DIRECTIONS FOR THIS TASK
Skip every picture and transcribe the remaining material exactly.

SUPPLIED INFORMATION
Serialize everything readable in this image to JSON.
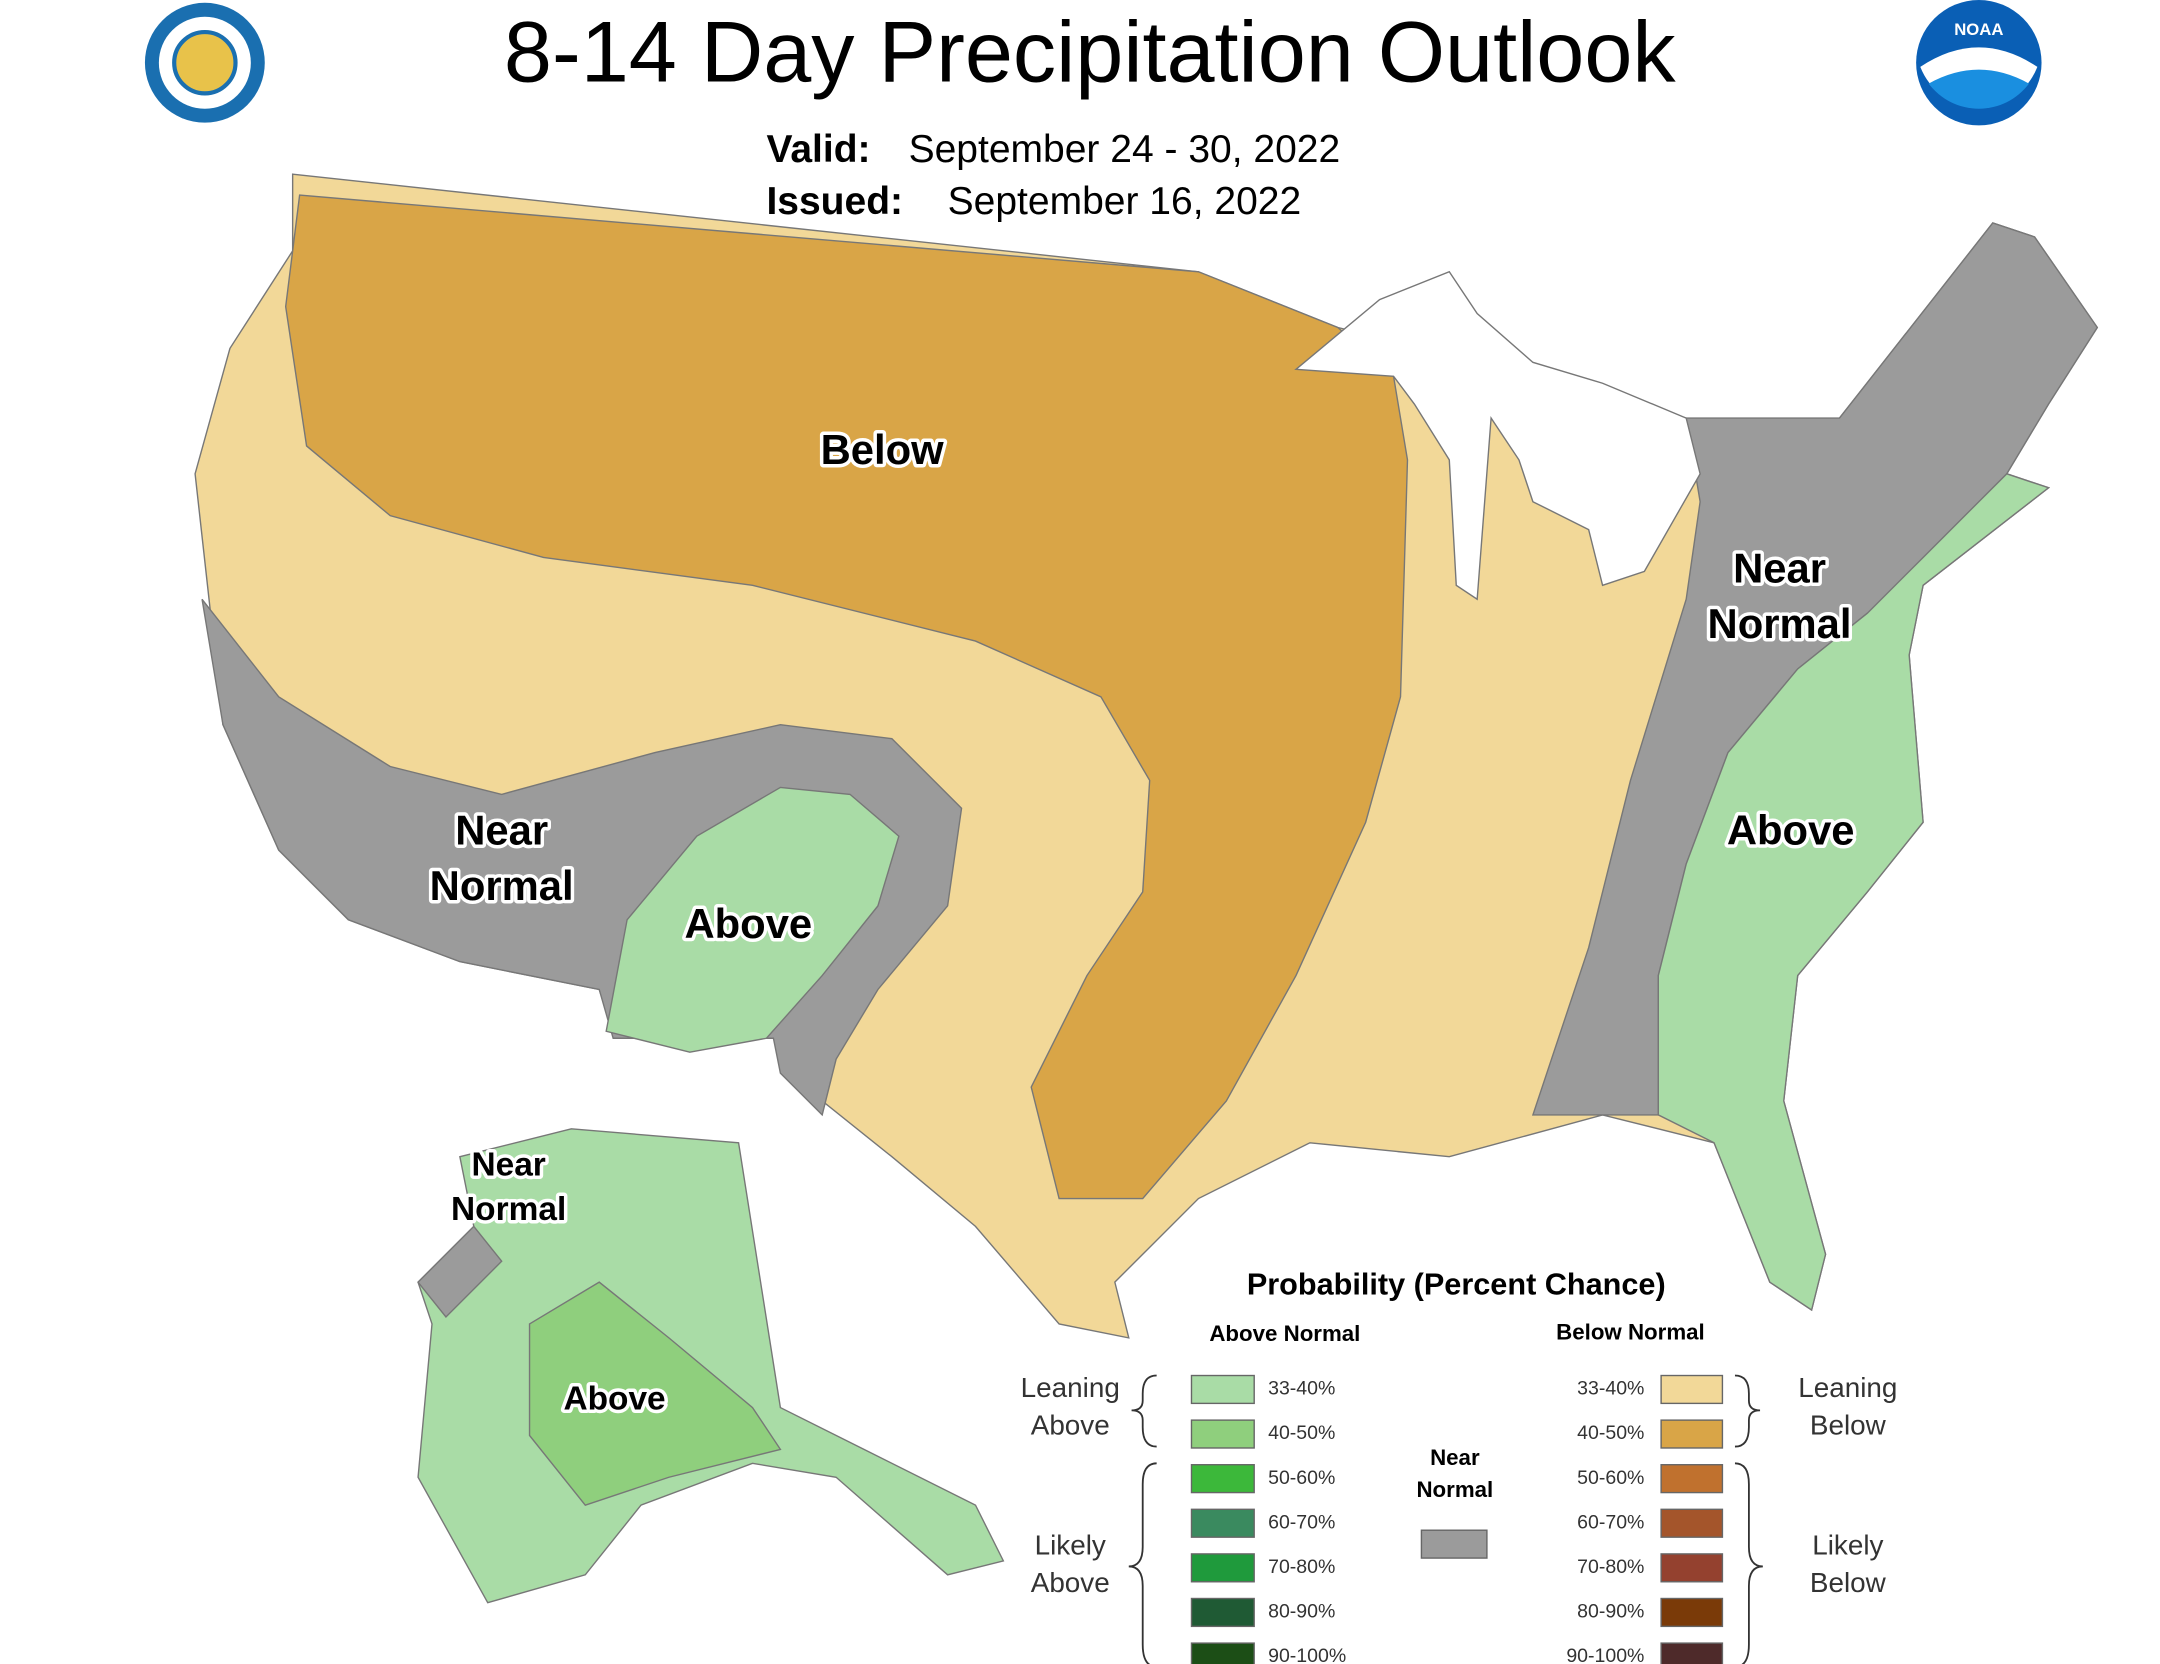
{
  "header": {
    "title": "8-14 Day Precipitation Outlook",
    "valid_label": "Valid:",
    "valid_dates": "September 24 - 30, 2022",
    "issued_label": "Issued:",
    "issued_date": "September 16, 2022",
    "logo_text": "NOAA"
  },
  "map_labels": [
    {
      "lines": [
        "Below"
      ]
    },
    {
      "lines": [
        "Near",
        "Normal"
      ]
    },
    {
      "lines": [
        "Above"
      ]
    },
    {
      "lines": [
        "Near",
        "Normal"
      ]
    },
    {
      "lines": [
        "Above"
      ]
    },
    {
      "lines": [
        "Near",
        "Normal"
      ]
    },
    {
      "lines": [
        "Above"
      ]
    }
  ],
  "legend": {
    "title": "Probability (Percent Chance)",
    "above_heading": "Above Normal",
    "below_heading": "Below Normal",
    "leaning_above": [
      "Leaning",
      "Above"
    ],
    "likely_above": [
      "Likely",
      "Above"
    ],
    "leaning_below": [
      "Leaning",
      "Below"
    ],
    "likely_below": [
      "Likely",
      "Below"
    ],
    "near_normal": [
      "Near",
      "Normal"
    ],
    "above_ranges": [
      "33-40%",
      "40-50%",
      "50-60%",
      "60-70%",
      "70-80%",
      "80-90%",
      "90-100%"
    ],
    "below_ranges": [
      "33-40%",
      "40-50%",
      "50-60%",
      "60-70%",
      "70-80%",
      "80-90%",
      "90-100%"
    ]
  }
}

WRITTEN RESPONSE
Serialize everything readable in this image to JSON.
{
  "header": {
    "title": "8-14 Day Precipitation Outlook",
    "valid_label": "Valid:",
    "valid_dates": "September 24 - 30, 2022",
    "issued_label": "Issued:",
    "issued_date": "September 16, 2022",
    "logo_text": "NOAA"
  },
  "map_labels": [
    {
      "lines": [
        "Below"
      ]
    },
    {
      "lines": [
        "Near",
        "Normal"
      ]
    },
    {
      "lines": [
        "Above"
      ]
    },
    {
      "lines": [
        "Near",
        "Normal"
      ]
    },
    {
      "lines": [
        "Above"
      ]
    },
    {
      "lines": [
        "Near",
        "Normal"
      ]
    },
    {
      "lines": [
        "Above"
      ]
    }
  ],
  "legend": {
    "title": "Probability (Percent Chance)",
    "above_heading": "Above Normal",
    "below_heading": "Below Normal",
    "leaning_above": [
      "Leaning",
      "Above"
    ],
    "likely_above": [
      "Likely",
      "Above"
    ],
    "leaning_below": [
      "Leaning",
      "Below"
    ],
    "likely_below": [
      "Likely",
      "Below"
    ],
    "near_normal": [
      "Near",
      "Normal"
    ],
    "above_ranges": [
      "33-40%",
      "40-50%",
      "50-60%",
      "60-70%",
      "70-80%",
      "80-90%",
      "90-100%"
    ],
    "below_ranges": [
      "33-40%",
      "40-50%",
      "50-60%",
      "60-70%",
      "70-80%",
      "80-90%",
      "90-100%"
    ]
  }
}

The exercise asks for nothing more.